• What needs to be done
Go through the records underneath and write each one out again exactly.

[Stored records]

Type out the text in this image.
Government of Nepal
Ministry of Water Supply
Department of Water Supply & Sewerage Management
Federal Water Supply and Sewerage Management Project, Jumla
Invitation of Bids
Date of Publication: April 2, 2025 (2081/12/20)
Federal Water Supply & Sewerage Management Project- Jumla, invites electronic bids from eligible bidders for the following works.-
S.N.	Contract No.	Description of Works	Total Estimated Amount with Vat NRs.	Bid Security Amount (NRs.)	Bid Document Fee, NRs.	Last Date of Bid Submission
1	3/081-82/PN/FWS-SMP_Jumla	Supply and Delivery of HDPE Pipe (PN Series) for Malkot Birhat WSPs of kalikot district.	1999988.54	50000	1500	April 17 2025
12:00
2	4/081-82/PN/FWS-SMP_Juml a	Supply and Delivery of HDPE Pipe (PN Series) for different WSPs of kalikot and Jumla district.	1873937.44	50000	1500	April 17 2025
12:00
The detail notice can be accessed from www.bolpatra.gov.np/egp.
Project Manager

• Exercise result
Type out the text in this image.
Government of Nepal
Ministry of Water Supply
Department of Water Supply & Sewerage Management
Federal Water Supply and Sewerage Management Project, Jumla
Invitation of Bids
Date of Publication: April 2, 2025 (2081/12/20)
Federal Water Supply & Sewerage Management Project- Jumla, invites electronic bids from eligible bidders for the following works.-
S.N.	Contract No.	Description of Works	Total Estimated Amount with Vat NRs.	Bid Security Amount (NRs.)	Bid Document Fee, NRs.	Last Date of Bid Submission
1	3/081-82/PN/FWS-SMP_Jumla	Supply and Delivery of HDPE Pipe (PN Series) for Malkot Birhat WSPs of kalikot district.	1999988.54	50000	1500	April 17 2025
12:00
2	4/081-82/PN/FWS-SMP_Juml a	Supply and Delivery of HDPE Pipe (PN Series) for different WSPs of kalikot and Jumla district.	1873937.44	50000	1500	April 17 2025
12:00
The detail notice can be accessed from www.bolpatra.gov.np/egp.
Project Manager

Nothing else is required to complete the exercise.